SUPPLIED DATA
■ ■ ■ ■ ■ ■ ■

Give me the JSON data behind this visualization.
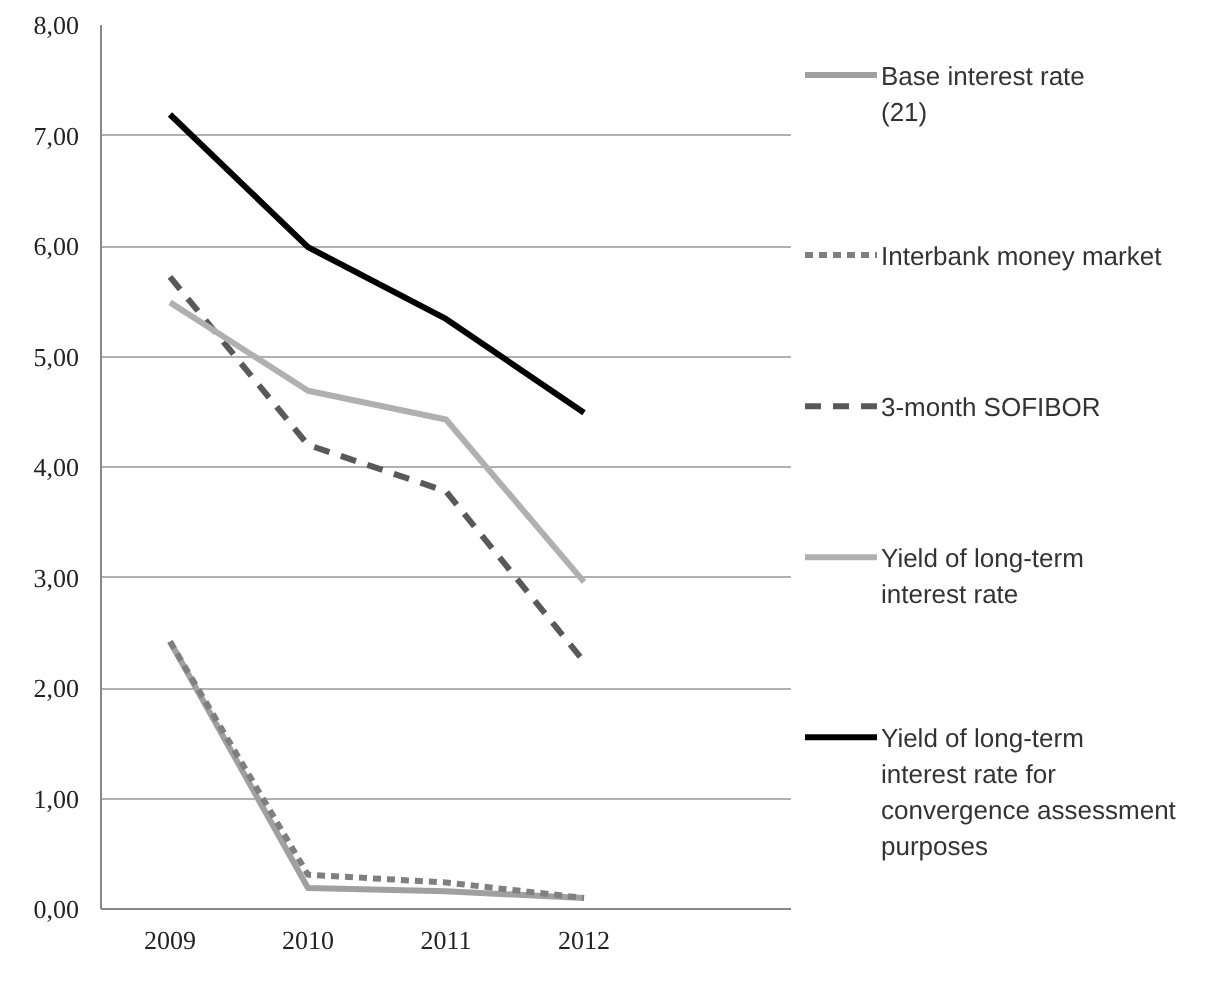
{
  "chart_data": {
    "type": "line",
    "categories": [
      "2009",
      "2010",
      "2011",
      "2012",
      null
    ],
    "series": [
      {
        "name": "Base interest rate (21)",
        "color": "#a0a0a0",
        "line_style": "solid",
        "values": [
          2.42,
          0.19,
          0.16,
          0.1,
          null
        ]
      },
      {
        "name": "Interbank money market",
        "color": "#7f7f7f",
        "line_style": "dotted",
        "values": [
          2.42,
          0.31,
          0.24,
          0.1,
          null
        ]
      },
      {
        "name": "3-month SOFIBOR",
        "color": "#595959",
        "line_style": "dashed",
        "values": [
          5.72,
          4.2,
          3.78,
          2.24,
          null
        ]
      },
      {
        "name": "Yield of long-term interest rate",
        "color": "#b0b0b0",
        "line_style": "solid",
        "values": [
          5.49,
          4.69,
          4.43,
          2.96,
          null
        ]
      },
      {
        "name": "Yield of long-term interest rate for convergence assessment purposes",
        "color": "#000000",
        "line_style": "solid",
        "values": [
          7.19,
          5.99,
          5.34,
          4.49,
          null
        ]
      }
    ],
    "ylim": [
      0,
      8
    ],
    "yticks": [
      {
        "value": 0,
        "label": "0,00"
      },
      {
        "value": 1,
        "label": "1,00"
      },
      {
        "value": 2,
        "label": "2,00"
      },
      {
        "value": 3,
        "label": "3,00"
      },
      {
        "value": 4,
        "label": "4,00"
      },
      {
        "value": 5,
        "label": "5,00"
      },
      {
        "value": 6,
        "label": "6,00"
      },
      {
        "value": 7,
        "label": "7,00"
      },
      {
        "value": 8,
        "label": "8,00"
      }
    ],
    "grid": "y",
    "legend": "right",
    "marker": "none"
  }
}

■ ■ ■ ■ ■ ■ ■

WORK REQUIRED
Reproduce every record word for word. The copy must contain no pictures.

FINAL ANSWER
Give me the JSON data behind this visualization.
{
  "chart_data": {
    "type": "line",
    "categories": [
      "2009",
      "2010",
      "2011",
      "2012",
      null
    ],
    "series": [
      {
        "name": "Base interest rate (21)",
        "color": "#a0a0a0",
        "line_style": "solid",
        "values": [
          2.42,
          0.19,
          0.16,
          0.1,
          null
        ]
      },
      {
        "name": "Interbank money market",
        "color": "#7f7f7f",
        "line_style": "dotted",
        "values": [
          2.42,
          0.31,
          0.24,
          0.1,
          null
        ]
      },
      {
        "name": "3-month SOFIBOR",
        "color": "#595959",
        "line_style": "dashed",
        "values": [
          5.72,
          4.2,
          3.78,
          2.24,
          null
        ]
      },
      {
        "name": "Yield of long-term interest rate",
        "color": "#b0b0b0",
        "line_style": "solid",
        "values": [
          5.49,
          4.69,
          4.43,
          2.96,
          null
        ]
      },
      {
        "name": "Yield of long-term interest rate for convergence assessment purposes",
        "color": "#000000",
        "line_style": "solid",
        "values": [
          7.19,
          5.99,
          5.34,
          4.49,
          null
        ]
      }
    ],
    "ylim": [
      0,
      8
    ],
    "yticks": [
      {
        "value": 0,
        "label": "0,00"
      },
      {
        "value": 1,
        "label": "1,00"
      },
      {
        "value": 2,
        "label": "2,00"
      },
      {
        "value": 3,
        "label": "3,00"
      },
      {
        "value": 4,
        "label": "4,00"
      },
      {
        "value": 5,
        "label": "5,00"
      },
      {
        "value": 6,
        "label": "6,00"
      },
      {
        "value": 7,
        "label": "7,00"
      },
      {
        "value": 8,
        "label": "8,00"
      }
    ],
    "grid": "y",
    "legend": "right",
    "marker": "none"
  }
}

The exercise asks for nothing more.